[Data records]
▶

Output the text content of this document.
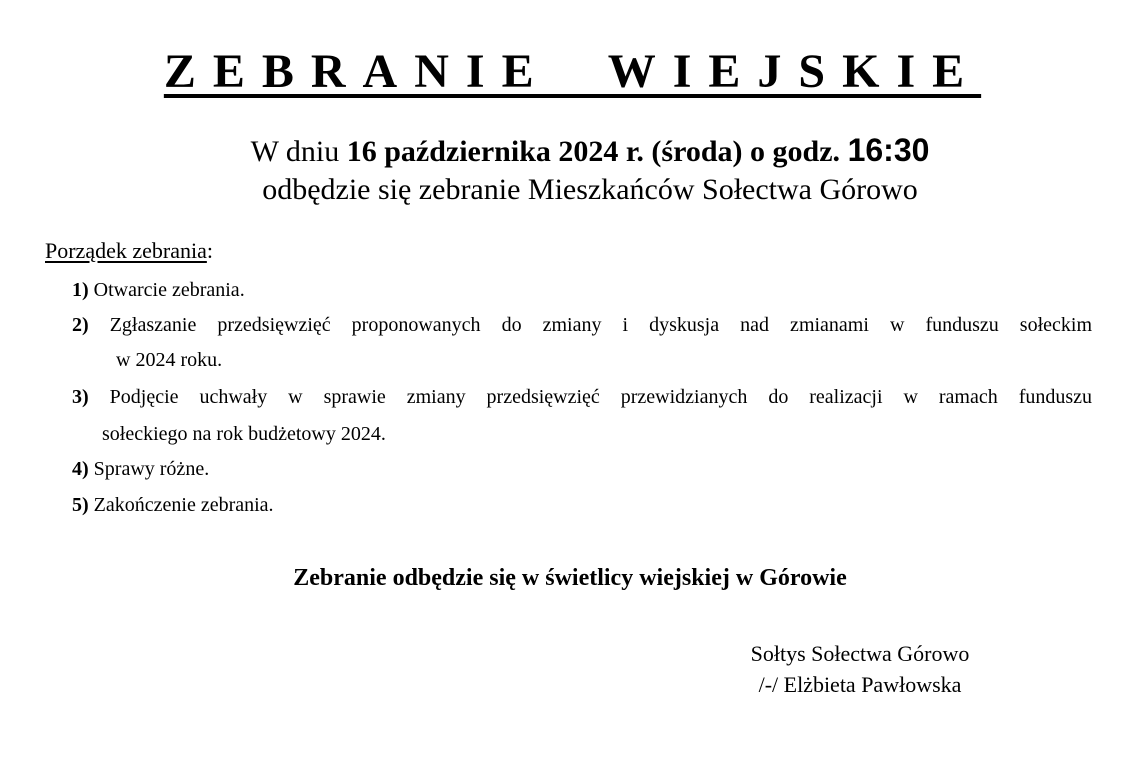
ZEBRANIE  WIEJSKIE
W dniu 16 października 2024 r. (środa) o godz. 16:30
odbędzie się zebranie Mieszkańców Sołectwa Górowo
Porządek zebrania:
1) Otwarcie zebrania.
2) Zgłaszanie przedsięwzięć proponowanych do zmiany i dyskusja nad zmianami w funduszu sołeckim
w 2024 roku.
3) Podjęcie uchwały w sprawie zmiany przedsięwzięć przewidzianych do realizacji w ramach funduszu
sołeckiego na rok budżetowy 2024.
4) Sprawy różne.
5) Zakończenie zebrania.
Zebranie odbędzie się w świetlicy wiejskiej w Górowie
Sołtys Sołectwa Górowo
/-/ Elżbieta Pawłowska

◀

Give back all entries exactly. No pictures belong in the copy.

Output the text content of this document.
ZEBRANIE  WIEJSKIE
W dniu 16 października 2024 r. (środa) o godz. 16:30
odbędzie się zebranie Mieszkańców Sołectwa Górowo
Porządek zebrania:
1) Otwarcie zebrania.
2) Zgłaszanie przedsięwzięć proponowanych do zmiany i dyskusja nad zmianami w funduszu sołeckim
w 2024 roku.
3) Podjęcie uchwały w sprawie zmiany przedsięwzięć przewidzianych do realizacji w ramach funduszu
sołeckiego na rok budżetowy 2024.
4) Sprawy różne.
5) Zakończenie zebrania.
Zebranie odbędzie się w świetlicy wiejskiej w Górowie
Sołtys Sołectwa Górowo
/-/ Elżbieta Pawłowska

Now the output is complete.